» Records to use:
-------------------------

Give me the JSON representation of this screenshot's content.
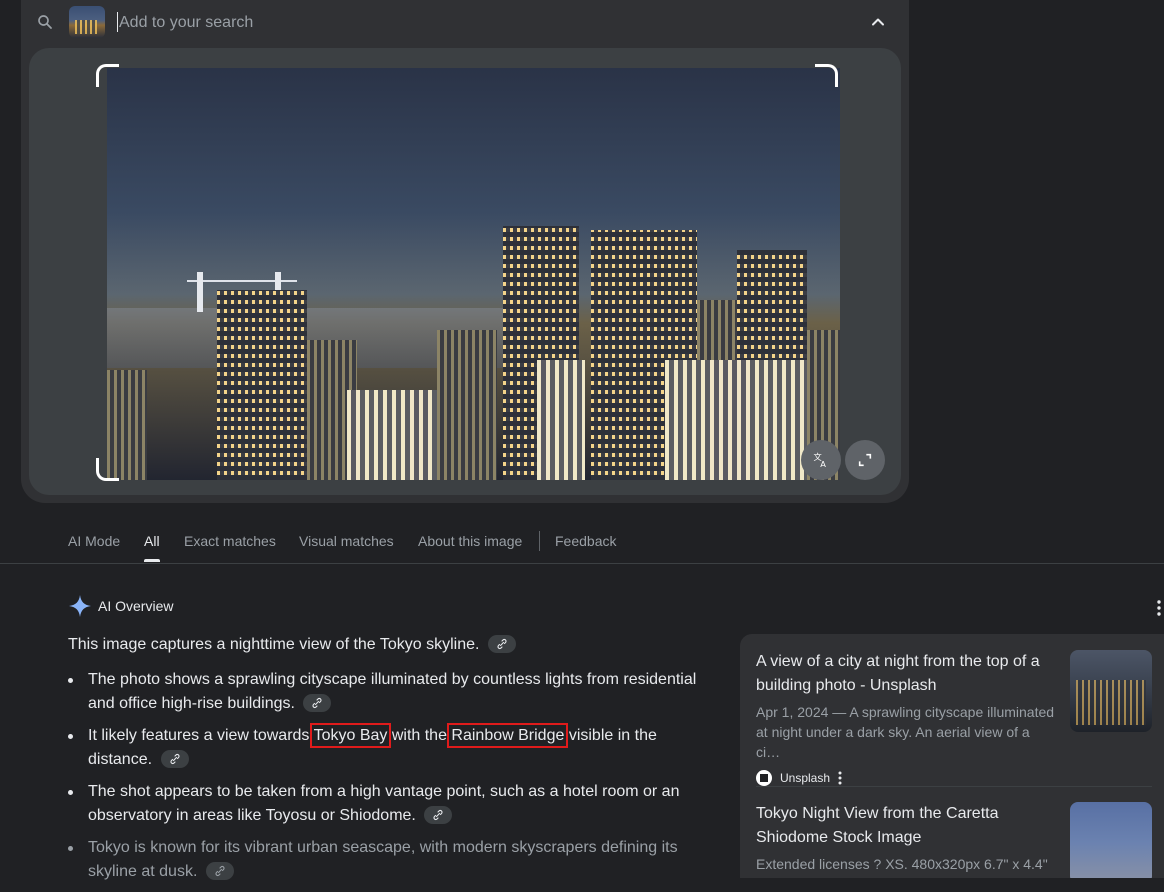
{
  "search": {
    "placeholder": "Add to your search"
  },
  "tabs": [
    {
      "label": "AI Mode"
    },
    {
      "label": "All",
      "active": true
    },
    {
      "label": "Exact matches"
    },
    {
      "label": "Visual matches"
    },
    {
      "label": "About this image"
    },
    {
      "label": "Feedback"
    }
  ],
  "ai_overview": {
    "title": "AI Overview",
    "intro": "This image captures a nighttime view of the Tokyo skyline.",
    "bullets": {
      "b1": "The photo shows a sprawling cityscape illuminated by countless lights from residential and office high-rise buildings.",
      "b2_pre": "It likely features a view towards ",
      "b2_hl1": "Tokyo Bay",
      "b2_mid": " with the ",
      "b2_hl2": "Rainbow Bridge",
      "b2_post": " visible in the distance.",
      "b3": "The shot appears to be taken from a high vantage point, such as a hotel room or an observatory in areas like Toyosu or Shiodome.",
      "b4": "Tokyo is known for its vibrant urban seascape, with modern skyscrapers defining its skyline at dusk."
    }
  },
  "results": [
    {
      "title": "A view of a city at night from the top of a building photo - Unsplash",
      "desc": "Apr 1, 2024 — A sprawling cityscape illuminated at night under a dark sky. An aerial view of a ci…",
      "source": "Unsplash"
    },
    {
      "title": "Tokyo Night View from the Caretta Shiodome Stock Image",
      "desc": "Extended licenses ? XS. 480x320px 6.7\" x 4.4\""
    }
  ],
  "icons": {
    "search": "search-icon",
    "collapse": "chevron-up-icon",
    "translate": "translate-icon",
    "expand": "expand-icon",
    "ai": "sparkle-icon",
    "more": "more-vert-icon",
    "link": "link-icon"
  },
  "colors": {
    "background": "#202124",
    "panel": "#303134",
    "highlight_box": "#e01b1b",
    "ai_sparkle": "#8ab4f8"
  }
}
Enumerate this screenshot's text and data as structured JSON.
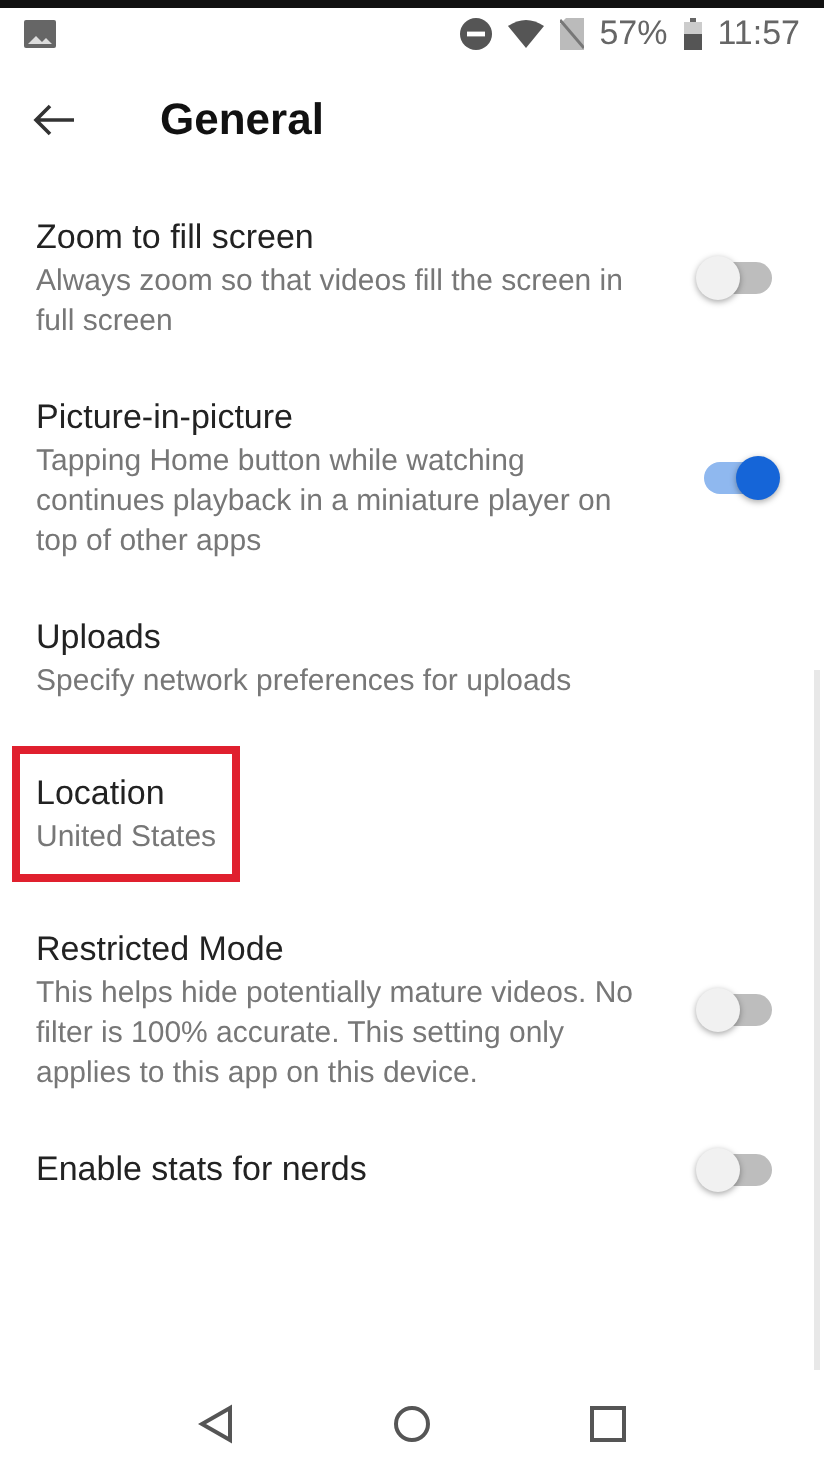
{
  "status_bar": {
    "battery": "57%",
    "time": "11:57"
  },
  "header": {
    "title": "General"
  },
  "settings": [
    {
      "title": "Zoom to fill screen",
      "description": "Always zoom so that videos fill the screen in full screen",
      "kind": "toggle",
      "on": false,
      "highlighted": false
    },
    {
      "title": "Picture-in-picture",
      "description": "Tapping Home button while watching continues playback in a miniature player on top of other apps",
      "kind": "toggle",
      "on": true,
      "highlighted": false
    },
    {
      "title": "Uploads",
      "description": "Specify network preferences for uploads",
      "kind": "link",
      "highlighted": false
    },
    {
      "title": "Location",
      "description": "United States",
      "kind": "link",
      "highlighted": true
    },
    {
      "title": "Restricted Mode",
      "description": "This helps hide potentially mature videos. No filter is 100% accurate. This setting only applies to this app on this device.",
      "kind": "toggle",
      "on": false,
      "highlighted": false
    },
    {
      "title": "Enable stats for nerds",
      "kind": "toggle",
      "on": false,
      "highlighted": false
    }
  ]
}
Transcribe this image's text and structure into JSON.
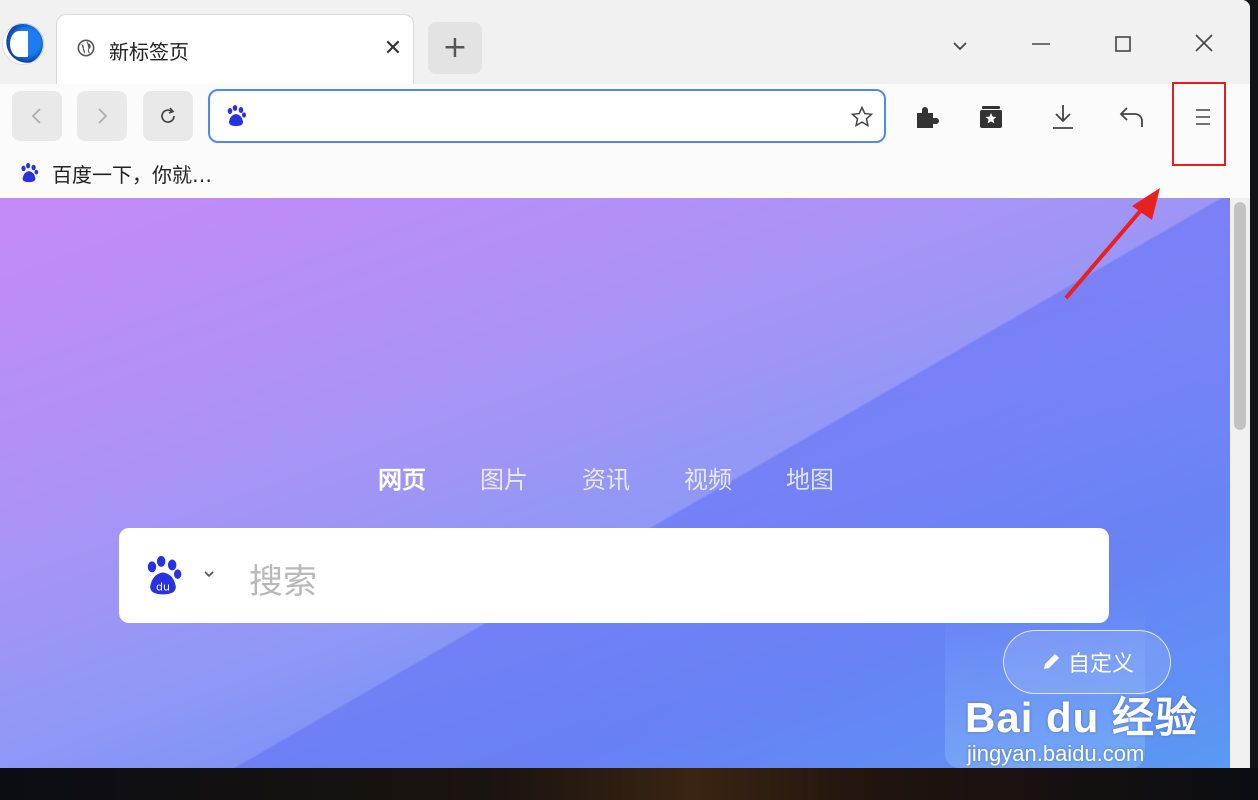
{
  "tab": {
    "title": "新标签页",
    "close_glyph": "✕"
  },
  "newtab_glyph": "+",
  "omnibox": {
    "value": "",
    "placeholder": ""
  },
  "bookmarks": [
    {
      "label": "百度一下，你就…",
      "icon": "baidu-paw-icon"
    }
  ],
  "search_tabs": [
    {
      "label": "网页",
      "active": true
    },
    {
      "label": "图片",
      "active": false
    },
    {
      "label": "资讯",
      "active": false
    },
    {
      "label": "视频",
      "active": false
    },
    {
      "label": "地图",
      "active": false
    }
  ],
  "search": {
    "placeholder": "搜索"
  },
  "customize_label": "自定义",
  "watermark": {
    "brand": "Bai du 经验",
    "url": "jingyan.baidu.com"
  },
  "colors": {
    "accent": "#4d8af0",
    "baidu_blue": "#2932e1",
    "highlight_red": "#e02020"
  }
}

-------------------------

» Written request:
Pick out every line above that contains the word "sprawling" and copy it.

» Response to the exercise:
      "b1": "The photo shows a sprawling cityscape illuminated by countless lights from residential and office high-rise buildings.",
      "desc": "Apr 1, 2024 — A sprawling cityscape illuminated at night under a dark sky. An aerial view of a ci…",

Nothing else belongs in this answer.